(Stored data entries)
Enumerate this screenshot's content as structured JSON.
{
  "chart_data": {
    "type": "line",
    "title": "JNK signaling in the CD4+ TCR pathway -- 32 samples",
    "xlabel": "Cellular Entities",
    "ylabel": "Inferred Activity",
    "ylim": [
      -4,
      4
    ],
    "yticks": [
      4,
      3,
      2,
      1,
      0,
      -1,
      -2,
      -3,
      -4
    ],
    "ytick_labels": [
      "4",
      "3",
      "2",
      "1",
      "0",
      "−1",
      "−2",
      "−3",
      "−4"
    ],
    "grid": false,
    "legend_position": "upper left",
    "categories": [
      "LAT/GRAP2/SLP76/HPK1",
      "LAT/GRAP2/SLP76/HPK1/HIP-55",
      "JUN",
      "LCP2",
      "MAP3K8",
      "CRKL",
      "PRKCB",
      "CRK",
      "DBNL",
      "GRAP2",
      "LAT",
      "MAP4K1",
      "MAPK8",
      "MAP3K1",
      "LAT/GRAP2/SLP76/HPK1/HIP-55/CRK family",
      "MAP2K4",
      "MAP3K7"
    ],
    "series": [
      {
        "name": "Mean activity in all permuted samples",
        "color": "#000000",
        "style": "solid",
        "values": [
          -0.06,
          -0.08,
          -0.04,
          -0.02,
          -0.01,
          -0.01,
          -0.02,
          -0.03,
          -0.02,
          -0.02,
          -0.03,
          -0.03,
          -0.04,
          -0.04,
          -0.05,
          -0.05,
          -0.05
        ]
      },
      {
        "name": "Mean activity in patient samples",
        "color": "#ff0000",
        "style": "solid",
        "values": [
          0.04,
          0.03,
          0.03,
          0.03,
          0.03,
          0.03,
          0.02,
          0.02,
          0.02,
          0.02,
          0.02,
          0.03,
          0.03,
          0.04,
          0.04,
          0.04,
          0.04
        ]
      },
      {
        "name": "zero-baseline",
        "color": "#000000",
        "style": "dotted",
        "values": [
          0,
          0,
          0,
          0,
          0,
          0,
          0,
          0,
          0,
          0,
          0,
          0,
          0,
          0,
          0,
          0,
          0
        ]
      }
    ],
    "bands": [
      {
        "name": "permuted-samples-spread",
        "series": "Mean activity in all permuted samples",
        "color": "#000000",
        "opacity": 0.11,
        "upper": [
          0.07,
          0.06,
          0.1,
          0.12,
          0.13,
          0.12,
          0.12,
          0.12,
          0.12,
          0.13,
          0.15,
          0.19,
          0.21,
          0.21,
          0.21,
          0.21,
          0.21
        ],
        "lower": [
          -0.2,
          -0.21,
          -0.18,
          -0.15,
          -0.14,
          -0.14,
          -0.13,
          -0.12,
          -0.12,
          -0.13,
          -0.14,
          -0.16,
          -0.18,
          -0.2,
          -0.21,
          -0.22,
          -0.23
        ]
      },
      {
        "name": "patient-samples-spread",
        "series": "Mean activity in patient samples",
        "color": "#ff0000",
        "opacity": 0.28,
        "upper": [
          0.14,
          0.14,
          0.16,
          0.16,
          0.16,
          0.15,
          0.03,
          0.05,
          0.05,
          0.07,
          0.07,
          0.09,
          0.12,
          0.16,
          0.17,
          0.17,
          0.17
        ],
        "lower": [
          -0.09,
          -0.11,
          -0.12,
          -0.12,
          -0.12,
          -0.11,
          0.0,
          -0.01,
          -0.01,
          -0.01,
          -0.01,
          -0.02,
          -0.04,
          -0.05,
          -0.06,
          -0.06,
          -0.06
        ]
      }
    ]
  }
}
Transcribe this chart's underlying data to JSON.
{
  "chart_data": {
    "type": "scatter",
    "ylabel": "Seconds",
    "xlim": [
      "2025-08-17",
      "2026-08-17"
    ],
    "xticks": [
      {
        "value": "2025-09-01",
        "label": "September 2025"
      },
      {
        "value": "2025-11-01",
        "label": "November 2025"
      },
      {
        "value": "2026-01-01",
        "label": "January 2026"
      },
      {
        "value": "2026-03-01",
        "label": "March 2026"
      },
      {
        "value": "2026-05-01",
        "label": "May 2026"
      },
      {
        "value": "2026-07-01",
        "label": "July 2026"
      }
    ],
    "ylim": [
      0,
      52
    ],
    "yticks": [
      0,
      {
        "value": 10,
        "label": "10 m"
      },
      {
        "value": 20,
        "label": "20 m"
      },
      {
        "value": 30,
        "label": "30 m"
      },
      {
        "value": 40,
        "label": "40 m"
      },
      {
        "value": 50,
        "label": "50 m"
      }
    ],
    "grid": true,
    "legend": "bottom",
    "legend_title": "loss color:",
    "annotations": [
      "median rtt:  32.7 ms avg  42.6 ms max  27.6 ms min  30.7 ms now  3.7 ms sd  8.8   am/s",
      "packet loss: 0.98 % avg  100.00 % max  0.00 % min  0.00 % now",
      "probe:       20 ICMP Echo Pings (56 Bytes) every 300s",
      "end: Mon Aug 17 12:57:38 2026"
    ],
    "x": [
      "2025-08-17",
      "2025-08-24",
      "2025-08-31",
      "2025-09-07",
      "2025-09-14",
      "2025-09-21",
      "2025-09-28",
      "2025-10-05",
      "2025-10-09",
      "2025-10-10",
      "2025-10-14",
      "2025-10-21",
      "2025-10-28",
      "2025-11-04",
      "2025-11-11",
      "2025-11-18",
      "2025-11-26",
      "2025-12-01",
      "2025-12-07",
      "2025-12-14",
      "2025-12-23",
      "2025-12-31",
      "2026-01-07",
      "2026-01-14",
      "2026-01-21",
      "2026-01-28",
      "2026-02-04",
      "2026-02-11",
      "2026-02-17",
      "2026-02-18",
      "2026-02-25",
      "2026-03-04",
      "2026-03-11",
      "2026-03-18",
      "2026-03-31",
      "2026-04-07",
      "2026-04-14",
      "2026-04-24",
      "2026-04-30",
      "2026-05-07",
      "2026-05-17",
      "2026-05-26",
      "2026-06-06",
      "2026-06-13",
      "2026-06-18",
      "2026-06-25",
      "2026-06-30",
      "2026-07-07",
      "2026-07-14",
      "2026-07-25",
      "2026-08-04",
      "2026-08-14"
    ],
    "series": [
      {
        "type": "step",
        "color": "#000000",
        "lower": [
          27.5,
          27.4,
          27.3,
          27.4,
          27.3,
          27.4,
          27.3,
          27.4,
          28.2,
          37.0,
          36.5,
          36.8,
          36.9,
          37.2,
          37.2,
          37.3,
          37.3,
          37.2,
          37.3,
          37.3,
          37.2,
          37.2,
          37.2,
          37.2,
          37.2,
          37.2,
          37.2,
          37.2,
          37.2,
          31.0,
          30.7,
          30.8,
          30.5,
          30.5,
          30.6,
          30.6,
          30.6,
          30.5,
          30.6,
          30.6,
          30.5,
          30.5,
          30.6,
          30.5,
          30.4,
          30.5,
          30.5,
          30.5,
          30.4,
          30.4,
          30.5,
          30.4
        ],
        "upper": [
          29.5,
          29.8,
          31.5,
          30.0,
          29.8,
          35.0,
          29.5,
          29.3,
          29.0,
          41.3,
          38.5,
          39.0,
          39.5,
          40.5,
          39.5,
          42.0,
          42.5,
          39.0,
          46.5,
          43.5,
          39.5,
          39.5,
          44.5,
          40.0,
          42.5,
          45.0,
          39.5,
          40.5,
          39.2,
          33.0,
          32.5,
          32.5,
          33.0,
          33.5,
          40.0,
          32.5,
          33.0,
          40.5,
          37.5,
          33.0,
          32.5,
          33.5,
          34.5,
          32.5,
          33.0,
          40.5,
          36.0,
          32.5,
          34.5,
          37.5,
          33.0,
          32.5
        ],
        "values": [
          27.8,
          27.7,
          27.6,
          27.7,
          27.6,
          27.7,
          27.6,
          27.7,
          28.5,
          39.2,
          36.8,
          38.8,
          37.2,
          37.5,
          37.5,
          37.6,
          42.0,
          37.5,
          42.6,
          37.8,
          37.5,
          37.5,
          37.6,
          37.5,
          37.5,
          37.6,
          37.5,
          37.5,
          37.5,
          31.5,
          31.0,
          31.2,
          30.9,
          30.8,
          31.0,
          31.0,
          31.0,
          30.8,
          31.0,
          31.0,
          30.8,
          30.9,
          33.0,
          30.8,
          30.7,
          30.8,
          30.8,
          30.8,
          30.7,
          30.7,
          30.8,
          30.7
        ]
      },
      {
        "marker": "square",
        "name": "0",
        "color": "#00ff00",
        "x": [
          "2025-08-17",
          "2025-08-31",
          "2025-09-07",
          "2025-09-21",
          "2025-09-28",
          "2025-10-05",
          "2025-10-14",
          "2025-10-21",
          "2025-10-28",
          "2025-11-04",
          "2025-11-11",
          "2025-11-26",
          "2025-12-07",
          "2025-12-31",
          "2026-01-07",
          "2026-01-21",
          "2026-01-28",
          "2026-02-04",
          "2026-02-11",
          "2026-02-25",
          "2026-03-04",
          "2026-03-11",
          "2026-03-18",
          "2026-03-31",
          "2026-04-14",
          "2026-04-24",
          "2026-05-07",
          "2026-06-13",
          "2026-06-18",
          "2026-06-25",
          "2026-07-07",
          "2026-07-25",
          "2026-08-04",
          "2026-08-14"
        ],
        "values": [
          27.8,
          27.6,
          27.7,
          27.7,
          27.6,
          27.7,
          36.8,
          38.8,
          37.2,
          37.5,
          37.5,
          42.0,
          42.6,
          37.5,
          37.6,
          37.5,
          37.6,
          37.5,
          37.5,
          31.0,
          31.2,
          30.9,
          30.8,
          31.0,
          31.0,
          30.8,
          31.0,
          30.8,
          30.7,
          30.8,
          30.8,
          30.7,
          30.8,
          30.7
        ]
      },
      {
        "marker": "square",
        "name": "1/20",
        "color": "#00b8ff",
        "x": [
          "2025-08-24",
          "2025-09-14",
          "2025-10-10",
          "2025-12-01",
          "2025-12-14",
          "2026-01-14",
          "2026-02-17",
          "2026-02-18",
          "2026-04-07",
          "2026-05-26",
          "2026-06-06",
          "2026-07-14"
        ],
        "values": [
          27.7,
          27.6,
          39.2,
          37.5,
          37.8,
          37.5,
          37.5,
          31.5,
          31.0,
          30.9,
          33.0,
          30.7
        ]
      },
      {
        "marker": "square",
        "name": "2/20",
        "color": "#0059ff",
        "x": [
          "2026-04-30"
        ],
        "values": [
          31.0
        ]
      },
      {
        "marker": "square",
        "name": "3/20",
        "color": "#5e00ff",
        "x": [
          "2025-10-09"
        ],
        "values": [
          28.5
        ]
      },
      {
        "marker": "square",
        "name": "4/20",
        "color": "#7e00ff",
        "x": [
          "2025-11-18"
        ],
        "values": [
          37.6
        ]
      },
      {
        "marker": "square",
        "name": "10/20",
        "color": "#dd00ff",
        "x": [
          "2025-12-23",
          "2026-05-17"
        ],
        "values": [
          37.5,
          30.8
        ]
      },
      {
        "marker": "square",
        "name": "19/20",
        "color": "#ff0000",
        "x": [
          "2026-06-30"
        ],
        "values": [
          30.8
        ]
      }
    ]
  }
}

Written request >> Track down every line of the material containing the string "JSON", and copy it.

The completed task >>
Enumerate this screenshot's content as structured JSON.
Transcribe this chart's underlying data to JSON.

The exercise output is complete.